> Record extracts
※
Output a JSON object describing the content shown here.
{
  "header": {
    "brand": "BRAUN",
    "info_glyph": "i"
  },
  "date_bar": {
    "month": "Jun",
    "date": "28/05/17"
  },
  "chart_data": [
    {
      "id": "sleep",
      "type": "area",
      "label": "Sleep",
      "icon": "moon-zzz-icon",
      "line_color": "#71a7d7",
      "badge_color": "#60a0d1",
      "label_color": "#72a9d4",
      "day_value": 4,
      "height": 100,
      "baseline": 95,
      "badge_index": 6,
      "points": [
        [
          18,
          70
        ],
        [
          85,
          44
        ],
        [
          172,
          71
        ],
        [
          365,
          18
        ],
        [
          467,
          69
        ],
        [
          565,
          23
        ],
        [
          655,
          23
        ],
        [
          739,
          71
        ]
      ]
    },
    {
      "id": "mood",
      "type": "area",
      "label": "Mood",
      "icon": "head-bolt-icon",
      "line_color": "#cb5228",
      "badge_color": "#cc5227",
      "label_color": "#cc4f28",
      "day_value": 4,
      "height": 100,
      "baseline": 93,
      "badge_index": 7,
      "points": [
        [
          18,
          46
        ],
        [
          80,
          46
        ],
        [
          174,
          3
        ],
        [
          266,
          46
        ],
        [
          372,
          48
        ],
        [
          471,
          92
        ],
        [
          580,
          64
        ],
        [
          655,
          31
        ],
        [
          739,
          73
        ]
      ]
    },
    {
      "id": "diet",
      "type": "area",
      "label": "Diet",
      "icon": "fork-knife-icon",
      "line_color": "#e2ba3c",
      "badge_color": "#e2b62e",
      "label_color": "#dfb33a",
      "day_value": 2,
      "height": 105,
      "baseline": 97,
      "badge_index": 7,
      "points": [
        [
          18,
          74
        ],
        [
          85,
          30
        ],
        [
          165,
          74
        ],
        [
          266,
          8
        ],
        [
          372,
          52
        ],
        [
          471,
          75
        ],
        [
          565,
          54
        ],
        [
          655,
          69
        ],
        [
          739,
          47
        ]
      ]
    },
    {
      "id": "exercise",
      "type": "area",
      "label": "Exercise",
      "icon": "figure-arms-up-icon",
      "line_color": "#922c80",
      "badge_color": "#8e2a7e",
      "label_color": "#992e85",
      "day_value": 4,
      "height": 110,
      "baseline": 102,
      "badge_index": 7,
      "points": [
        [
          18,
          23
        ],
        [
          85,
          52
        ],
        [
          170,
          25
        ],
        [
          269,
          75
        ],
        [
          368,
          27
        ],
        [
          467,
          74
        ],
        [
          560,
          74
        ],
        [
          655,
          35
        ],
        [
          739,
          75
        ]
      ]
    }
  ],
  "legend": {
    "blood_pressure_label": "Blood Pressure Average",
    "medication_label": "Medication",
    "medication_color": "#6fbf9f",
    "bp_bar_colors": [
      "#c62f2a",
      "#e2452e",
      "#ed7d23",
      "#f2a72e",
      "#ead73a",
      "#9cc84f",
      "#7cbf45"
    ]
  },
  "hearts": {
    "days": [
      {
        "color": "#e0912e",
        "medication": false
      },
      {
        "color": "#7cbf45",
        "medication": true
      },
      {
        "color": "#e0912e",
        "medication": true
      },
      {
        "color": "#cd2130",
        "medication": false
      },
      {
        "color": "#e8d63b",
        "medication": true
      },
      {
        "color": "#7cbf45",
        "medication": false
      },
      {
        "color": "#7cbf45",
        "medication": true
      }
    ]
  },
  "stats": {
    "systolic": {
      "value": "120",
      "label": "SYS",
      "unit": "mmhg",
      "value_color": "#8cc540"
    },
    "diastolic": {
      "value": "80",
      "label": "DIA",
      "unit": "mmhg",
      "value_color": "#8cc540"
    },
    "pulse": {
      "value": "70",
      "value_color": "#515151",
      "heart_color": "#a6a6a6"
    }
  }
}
※
> Set task
Where a line of the material above holds the string "height", copy that line.

> The result
      "height": 100,
      "height": 100,
      "height": 105,
      "height": 110,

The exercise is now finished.